··· Provided data

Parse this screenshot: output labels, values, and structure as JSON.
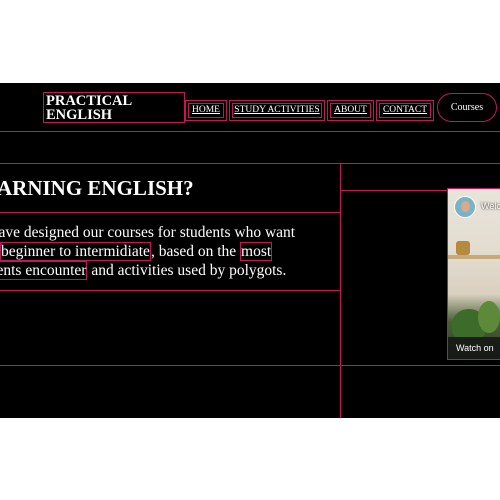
{
  "header": {
    "logo_line1": "PRACTICAL",
    "logo_line2": "ENGLISH",
    "nav": [
      "HOME",
      "STUDY ACTIVITIES",
      "ABOUT",
      "CONTACT"
    ],
    "courses_label": "Courses"
  },
  "main": {
    "heading": "EARNING ENGLISH?",
    "para_line1": "e have designed our courses for students who want",
    "para_l2_a": "beginner to intermidiate",
    "para_l2_b": ", based on the ",
    "para_l2_c": "most",
    "para_l3_a": "udents encounter",
    "para_l3_b": " and activities used by polygots."
  },
  "video": {
    "title_partial": "Welc",
    "watch_label": "Watch on"
  },
  "colors": {
    "background": "#000000",
    "outline": "#c2185b",
    "text": "#ffffff"
  }
}
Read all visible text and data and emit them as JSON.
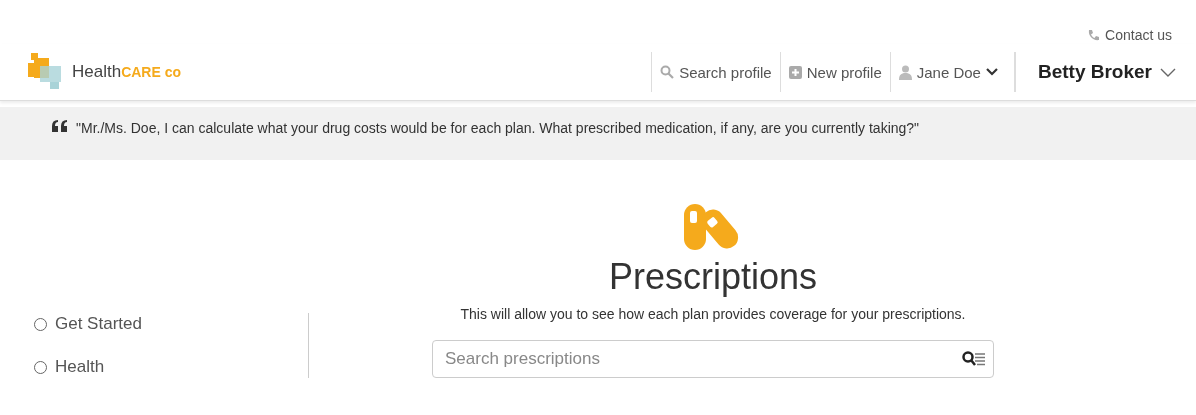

······

Your instructions:
Make an exact copy of all the material, but keep the pictures out of it.

Result of the exercise:
Parse this screenshot: output labels, values, and structure as JSON.
{
  "header": {
    "logo_line1": "PRACTICAL",
    "logo_line2": "ENGLISH",
    "nav": [
      "HOME",
      "STUDY ACTIVITIES",
      "ABOUT",
      "CONTACT"
    ],
    "courses_label": "Courses"
  },
  "main": {
    "heading": "EARNING ENGLISH?",
    "para_line1": "e have designed our courses for students who want",
    "para_l2_a": "beginner to intermidiate",
    "para_l2_b": ", based on the ",
    "para_l2_c": "most",
    "para_l3_a": "udents encounter",
    "para_l3_b": " and activities used by polygots."
  },
  "video": {
    "title_partial": "Welc",
    "watch_label": "Watch on"
  },
  "colors": {
    "background": "#000000",
    "outline": "#c2185b",
    "text": "#ffffff"
  }
}
Read all visible text and data and emit them as JSON.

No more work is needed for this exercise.